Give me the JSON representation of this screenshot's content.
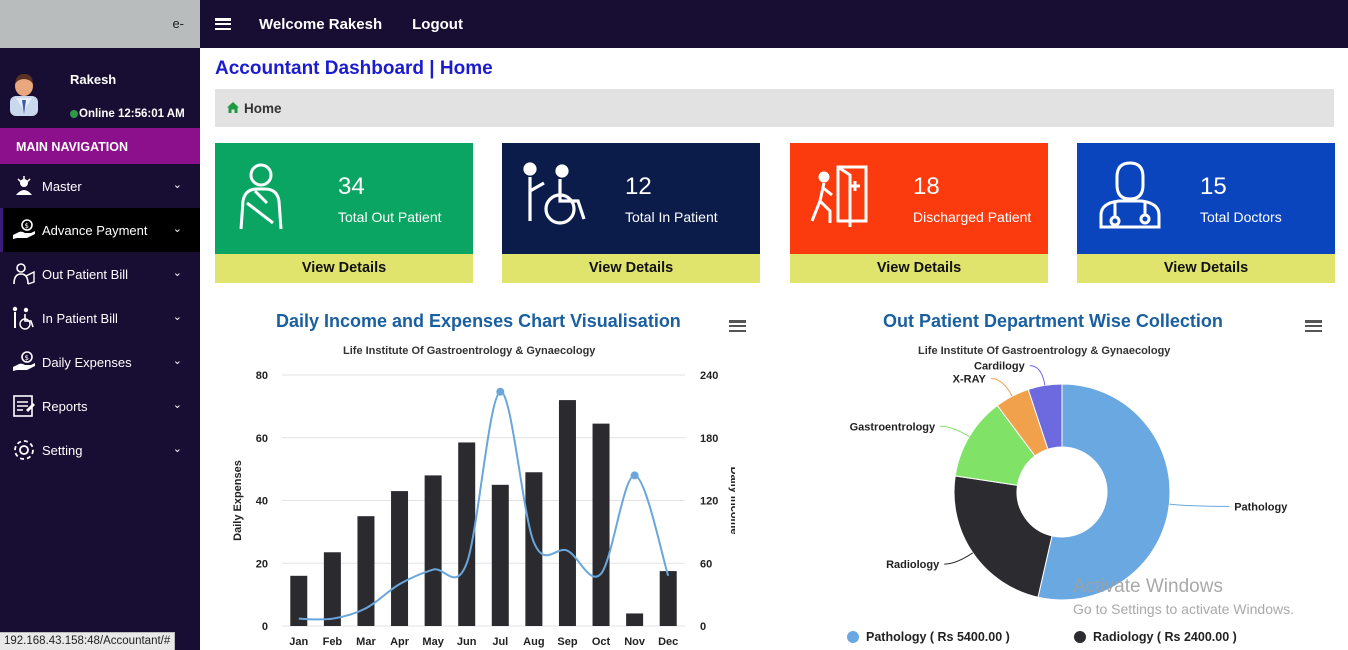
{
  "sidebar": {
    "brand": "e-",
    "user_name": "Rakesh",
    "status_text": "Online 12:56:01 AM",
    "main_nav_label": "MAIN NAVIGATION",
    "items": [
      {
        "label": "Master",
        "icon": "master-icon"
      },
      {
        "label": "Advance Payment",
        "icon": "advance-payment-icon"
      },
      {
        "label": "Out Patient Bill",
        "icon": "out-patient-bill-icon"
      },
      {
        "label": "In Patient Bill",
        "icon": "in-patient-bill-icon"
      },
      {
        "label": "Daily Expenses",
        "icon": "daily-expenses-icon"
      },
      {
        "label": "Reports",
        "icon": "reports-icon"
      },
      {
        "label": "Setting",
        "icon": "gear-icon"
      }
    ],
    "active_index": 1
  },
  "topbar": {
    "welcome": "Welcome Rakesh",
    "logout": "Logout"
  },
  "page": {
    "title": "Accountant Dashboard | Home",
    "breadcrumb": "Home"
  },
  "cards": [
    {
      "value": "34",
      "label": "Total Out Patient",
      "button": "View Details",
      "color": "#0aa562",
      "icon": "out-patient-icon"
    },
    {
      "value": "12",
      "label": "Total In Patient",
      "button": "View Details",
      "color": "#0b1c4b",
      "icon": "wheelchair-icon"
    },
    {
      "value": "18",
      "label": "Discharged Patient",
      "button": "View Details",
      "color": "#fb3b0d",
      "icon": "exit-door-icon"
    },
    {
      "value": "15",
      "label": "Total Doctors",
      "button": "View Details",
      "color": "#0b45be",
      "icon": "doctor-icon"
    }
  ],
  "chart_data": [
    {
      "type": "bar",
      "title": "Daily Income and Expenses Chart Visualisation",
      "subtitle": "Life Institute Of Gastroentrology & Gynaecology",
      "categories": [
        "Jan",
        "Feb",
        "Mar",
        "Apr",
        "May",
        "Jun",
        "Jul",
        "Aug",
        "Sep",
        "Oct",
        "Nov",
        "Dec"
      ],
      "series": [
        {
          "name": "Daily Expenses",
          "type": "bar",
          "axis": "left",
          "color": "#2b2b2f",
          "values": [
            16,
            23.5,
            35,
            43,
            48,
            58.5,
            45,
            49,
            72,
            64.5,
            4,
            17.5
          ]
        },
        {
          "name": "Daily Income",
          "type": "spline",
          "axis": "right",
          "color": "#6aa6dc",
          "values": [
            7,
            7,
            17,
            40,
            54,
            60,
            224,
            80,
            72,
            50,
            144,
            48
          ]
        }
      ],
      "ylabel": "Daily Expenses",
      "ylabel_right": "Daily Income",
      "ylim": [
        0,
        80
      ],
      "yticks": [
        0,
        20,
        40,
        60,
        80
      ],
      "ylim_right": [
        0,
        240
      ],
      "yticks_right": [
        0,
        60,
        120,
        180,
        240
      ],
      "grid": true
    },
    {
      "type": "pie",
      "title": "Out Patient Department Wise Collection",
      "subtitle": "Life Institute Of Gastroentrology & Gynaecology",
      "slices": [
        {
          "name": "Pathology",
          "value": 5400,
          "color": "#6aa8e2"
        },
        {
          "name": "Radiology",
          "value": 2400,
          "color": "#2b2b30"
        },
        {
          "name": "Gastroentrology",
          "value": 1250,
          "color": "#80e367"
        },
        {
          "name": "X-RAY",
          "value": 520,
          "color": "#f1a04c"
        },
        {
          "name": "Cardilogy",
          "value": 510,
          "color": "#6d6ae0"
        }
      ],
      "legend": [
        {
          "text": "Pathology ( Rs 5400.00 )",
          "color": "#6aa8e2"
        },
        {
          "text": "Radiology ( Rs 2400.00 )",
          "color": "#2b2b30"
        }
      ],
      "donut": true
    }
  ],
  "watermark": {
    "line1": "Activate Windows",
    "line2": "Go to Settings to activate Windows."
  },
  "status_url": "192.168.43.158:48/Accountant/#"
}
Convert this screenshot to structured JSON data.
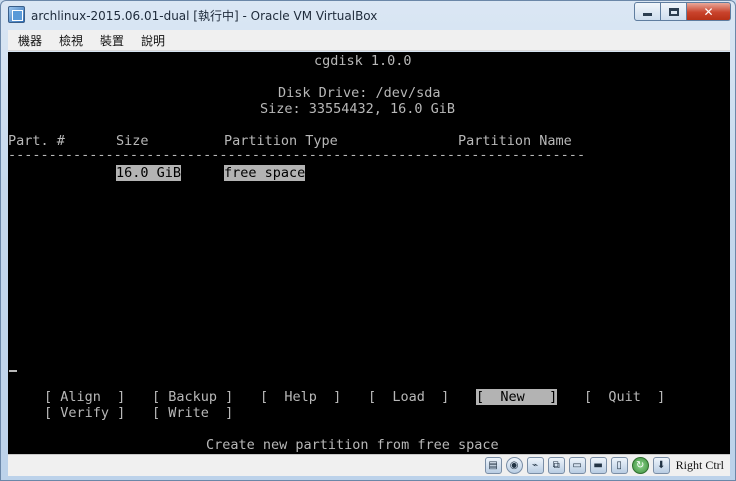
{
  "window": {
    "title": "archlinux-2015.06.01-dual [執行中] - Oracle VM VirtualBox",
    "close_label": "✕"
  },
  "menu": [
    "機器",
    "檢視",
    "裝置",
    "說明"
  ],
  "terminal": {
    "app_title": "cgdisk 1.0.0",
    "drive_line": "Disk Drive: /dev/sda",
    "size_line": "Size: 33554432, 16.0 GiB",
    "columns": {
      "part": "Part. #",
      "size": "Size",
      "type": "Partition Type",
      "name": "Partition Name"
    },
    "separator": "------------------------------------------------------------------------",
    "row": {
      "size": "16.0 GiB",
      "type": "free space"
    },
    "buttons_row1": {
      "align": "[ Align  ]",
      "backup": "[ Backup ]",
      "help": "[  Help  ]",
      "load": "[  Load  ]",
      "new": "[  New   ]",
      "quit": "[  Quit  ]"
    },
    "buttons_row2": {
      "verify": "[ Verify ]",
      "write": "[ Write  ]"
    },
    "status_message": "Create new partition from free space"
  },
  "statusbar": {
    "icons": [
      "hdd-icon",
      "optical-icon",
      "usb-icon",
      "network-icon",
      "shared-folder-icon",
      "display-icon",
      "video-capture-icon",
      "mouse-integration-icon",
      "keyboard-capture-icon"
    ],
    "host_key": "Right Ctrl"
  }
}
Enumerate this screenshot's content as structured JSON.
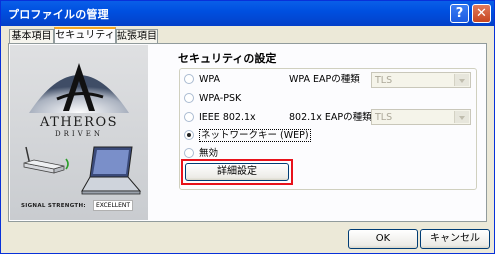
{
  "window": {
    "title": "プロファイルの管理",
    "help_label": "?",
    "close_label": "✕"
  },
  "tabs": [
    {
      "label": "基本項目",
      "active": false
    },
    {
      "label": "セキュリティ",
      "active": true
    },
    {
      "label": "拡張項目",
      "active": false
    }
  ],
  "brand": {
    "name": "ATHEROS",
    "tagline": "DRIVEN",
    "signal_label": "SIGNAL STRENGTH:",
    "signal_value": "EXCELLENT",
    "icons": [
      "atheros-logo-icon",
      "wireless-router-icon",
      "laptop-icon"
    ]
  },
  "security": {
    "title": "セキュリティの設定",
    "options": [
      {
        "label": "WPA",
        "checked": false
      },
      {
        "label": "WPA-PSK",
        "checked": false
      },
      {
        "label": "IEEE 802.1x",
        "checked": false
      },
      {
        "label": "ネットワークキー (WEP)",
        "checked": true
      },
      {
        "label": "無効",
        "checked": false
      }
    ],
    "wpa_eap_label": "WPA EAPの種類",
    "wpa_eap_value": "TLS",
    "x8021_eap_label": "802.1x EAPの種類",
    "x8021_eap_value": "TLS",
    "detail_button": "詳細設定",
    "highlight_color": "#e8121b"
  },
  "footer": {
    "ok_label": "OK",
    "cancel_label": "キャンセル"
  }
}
★ ★ ★ ★ ★ ★ ★
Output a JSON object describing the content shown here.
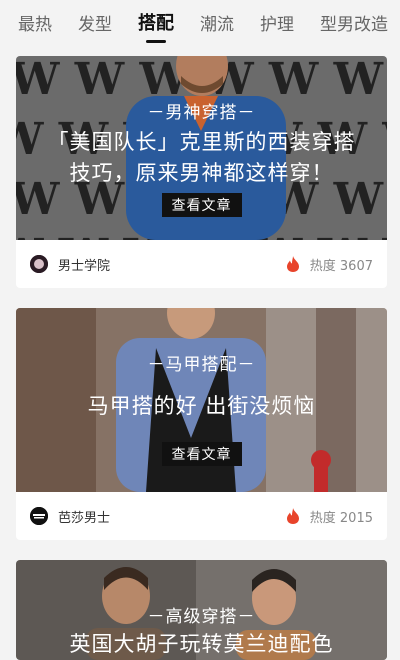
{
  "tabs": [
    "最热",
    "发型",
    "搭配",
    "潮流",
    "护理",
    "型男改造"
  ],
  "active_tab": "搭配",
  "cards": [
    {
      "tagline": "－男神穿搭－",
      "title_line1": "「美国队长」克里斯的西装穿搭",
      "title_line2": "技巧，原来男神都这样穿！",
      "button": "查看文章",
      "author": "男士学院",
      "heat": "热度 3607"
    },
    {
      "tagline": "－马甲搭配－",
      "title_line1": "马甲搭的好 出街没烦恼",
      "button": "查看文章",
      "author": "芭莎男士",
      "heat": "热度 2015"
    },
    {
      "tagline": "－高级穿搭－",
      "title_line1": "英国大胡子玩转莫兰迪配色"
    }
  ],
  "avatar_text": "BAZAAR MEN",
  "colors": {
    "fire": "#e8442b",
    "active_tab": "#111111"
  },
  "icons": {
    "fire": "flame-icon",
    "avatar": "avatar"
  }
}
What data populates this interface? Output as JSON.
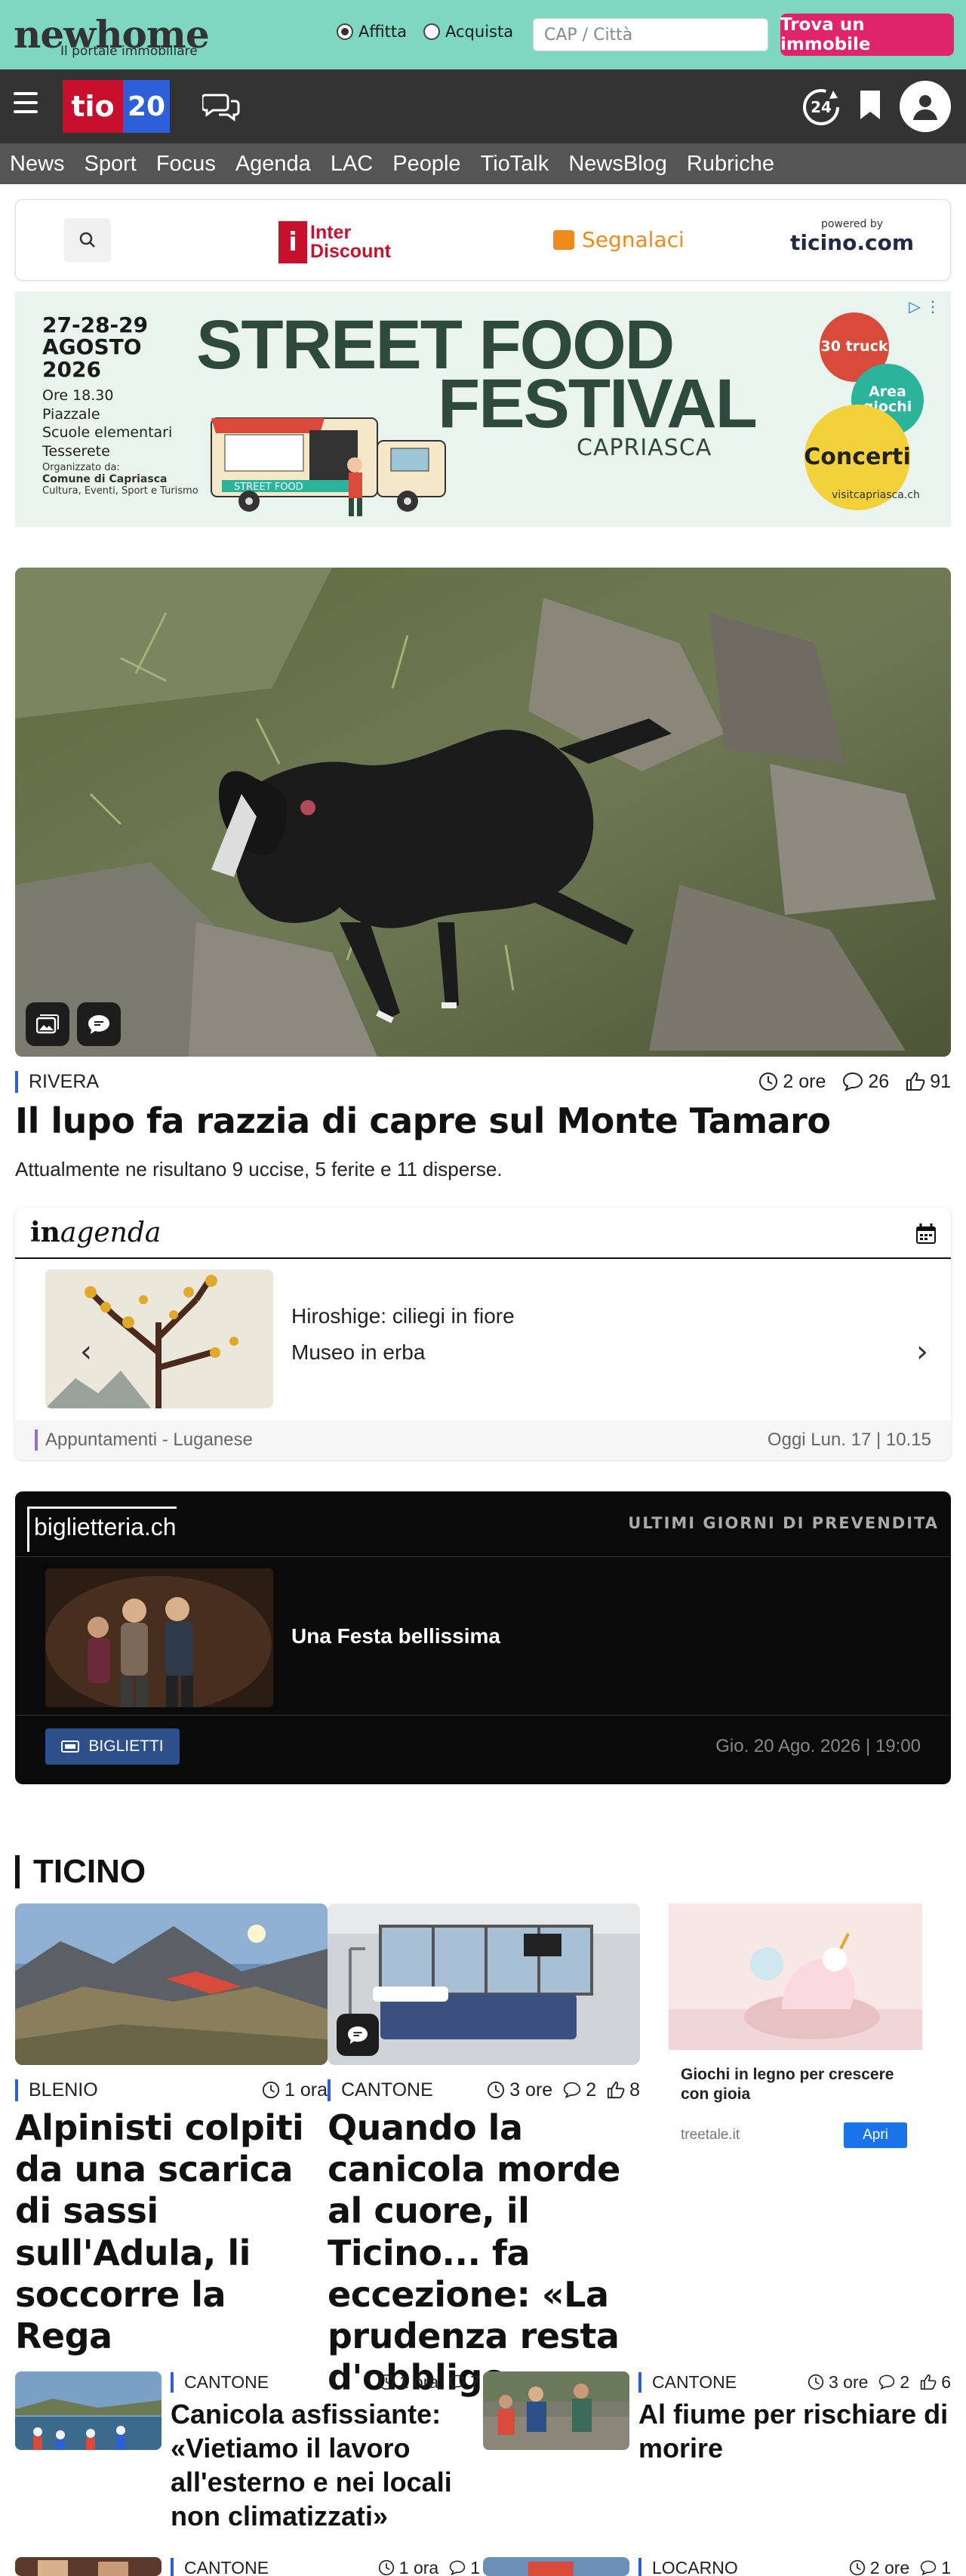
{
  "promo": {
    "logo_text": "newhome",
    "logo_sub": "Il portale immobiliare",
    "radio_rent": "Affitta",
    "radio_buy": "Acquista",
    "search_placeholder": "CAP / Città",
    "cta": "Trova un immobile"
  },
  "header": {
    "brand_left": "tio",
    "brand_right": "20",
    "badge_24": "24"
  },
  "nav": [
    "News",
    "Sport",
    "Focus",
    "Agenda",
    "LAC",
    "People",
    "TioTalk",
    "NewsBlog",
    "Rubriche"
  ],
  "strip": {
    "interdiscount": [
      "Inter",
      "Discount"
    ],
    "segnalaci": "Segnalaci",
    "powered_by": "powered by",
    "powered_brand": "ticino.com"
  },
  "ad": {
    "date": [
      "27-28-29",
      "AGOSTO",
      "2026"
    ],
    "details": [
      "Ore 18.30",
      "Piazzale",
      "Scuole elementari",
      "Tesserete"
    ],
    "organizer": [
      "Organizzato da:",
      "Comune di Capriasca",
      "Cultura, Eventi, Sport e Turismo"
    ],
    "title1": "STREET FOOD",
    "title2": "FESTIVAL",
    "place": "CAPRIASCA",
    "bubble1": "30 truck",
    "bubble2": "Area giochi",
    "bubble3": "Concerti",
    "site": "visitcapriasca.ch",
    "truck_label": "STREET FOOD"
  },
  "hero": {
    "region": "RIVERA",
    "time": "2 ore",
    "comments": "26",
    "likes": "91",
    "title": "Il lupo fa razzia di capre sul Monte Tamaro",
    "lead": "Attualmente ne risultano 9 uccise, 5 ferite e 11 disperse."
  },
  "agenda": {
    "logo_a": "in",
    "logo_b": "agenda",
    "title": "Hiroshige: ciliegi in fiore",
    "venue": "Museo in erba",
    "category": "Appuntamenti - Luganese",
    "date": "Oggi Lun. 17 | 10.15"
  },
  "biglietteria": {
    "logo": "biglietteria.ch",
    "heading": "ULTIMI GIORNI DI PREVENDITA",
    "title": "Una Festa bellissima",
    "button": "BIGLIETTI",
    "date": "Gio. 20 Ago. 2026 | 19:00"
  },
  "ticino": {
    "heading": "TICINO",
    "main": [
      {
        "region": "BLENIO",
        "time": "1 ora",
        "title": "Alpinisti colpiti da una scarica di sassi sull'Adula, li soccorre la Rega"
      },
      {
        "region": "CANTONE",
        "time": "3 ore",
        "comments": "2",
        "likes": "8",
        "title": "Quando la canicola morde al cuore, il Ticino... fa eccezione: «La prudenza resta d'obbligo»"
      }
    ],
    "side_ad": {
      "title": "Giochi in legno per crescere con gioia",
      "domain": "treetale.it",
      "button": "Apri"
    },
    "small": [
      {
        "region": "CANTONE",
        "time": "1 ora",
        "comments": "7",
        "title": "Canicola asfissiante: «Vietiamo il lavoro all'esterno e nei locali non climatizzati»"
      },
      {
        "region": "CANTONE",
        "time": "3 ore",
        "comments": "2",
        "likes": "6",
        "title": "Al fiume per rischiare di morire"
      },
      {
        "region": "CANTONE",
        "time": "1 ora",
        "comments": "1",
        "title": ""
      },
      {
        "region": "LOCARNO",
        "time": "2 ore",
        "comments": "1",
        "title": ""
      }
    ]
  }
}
★ ★ ★ ★ ★ ★ ★
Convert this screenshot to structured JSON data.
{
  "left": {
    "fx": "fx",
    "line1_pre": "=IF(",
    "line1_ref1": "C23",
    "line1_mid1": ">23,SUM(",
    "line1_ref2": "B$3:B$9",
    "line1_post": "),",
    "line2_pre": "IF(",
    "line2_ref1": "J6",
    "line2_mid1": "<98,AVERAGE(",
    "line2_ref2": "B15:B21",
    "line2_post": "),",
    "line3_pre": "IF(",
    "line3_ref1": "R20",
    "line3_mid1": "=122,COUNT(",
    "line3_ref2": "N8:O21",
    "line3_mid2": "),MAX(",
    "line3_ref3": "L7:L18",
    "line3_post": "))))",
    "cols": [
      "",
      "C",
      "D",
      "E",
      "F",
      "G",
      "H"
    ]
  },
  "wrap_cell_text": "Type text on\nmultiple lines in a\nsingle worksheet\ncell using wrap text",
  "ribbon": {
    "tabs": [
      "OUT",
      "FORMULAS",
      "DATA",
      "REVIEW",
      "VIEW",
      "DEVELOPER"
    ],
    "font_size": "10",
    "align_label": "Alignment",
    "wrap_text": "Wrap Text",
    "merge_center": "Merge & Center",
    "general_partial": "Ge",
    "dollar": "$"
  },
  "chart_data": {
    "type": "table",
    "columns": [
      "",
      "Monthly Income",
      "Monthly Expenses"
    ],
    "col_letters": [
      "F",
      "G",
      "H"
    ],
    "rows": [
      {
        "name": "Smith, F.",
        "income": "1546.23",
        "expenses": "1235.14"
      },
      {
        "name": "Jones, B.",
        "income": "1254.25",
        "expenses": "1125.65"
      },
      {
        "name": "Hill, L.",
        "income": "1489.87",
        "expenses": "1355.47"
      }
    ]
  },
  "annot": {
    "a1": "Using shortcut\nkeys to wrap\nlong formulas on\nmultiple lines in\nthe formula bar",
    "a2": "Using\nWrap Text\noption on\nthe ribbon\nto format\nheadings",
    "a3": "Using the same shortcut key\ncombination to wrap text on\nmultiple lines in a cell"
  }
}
★ ★ ★ ★ ★ ★ ★
• **Task goal**
List every line above that contains the word "true".

• **In response**
      "grid": true
      "donut": true
      "active": true
        "checked": true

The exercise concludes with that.